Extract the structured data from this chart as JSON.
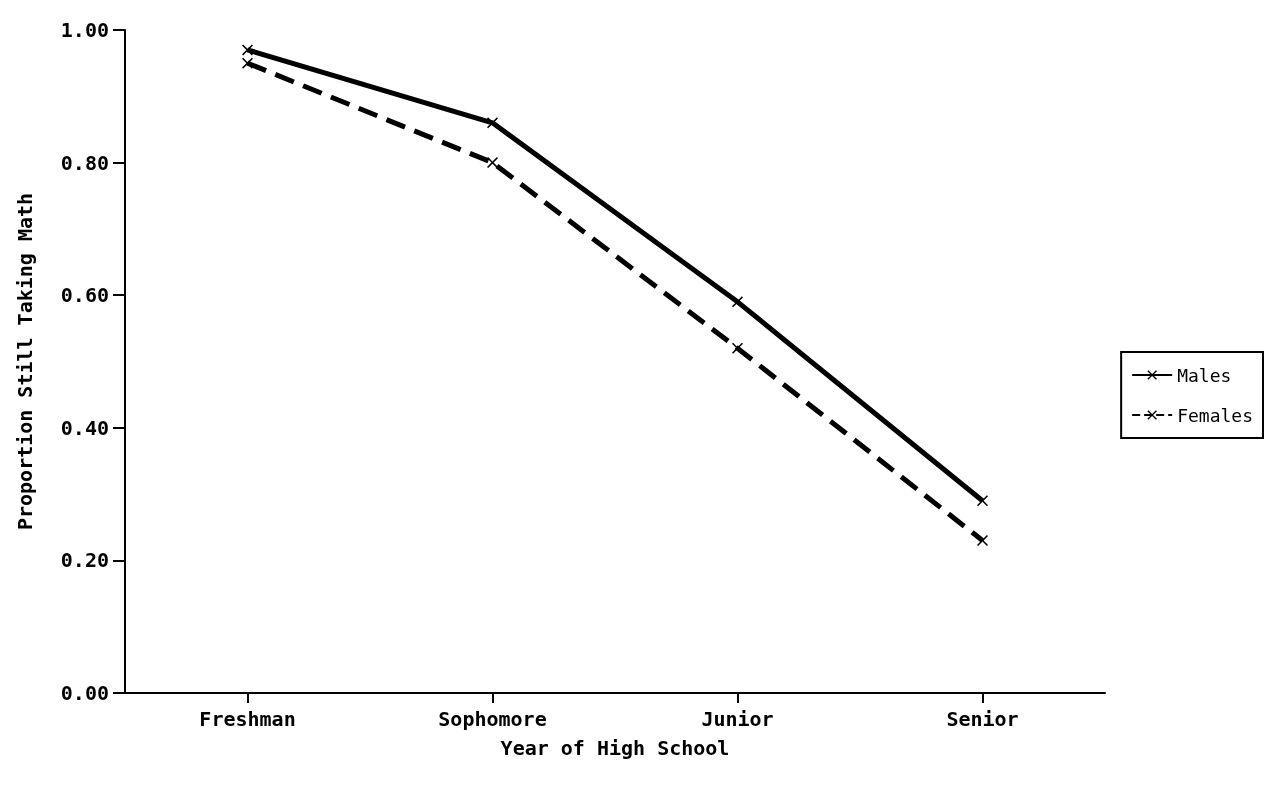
{
  "chart_data": {
    "type": "line",
    "xlabel": "Year of High School",
    "ylabel": "Proportion Still Taking Math",
    "categories": [
      "Freshman",
      "Sophomore",
      "Junior",
      "Senior"
    ],
    "series": [
      {
        "name": "Males",
        "color": "#000000",
        "values": [
          0.97,
          0.86,
          0.59,
          0.29
        ],
        "line_style": "solid"
      },
      {
        "name": "Females",
        "color": "#000000",
        "values": [
          0.95,
          0.8,
          0.52,
          0.23
        ],
        "line_style": "dashed"
      }
    ],
    "ylim": [
      0,
      1
    ],
    "yticks": [
      {
        "value": 0,
        "label": "0.00"
      },
      {
        "value": 0.2,
        "label": "0.20"
      },
      {
        "value": 0.4,
        "label": "0.40"
      },
      {
        "value": 0.6,
        "label": "0.60"
      },
      {
        "value": 0.8,
        "label": "0.80"
      },
      {
        "value": 1,
        "label": "1.00"
      }
    ],
    "grid": false,
    "legend": "right",
    "marker": "cross"
  }
}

§ Directions for this task
Every line of the material is to be quoted exactly, with no pictures carried over.

§ The solution
Extract the structured data from this chart as JSON.
{
  "chart_data": {
    "type": "line",
    "xlabel": "Year of High School",
    "ylabel": "Proportion Still Taking Math",
    "categories": [
      "Freshman",
      "Sophomore",
      "Junior",
      "Senior"
    ],
    "series": [
      {
        "name": "Males",
        "color": "#000000",
        "values": [
          0.97,
          0.86,
          0.59,
          0.29
        ],
        "line_style": "solid"
      },
      {
        "name": "Females",
        "color": "#000000",
        "values": [
          0.95,
          0.8,
          0.52,
          0.23
        ],
        "line_style": "dashed"
      }
    ],
    "ylim": [
      0,
      1
    ],
    "yticks": [
      {
        "value": 0,
        "label": "0.00"
      },
      {
        "value": 0.2,
        "label": "0.20"
      },
      {
        "value": 0.4,
        "label": "0.40"
      },
      {
        "value": 0.6,
        "label": "0.60"
      },
      {
        "value": 0.8,
        "label": "0.80"
      },
      {
        "value": 1,
        "label": "1.00"
      }
    ],
    "grid": false,
    "legend": "right",
    "marker": "cross"
  }
}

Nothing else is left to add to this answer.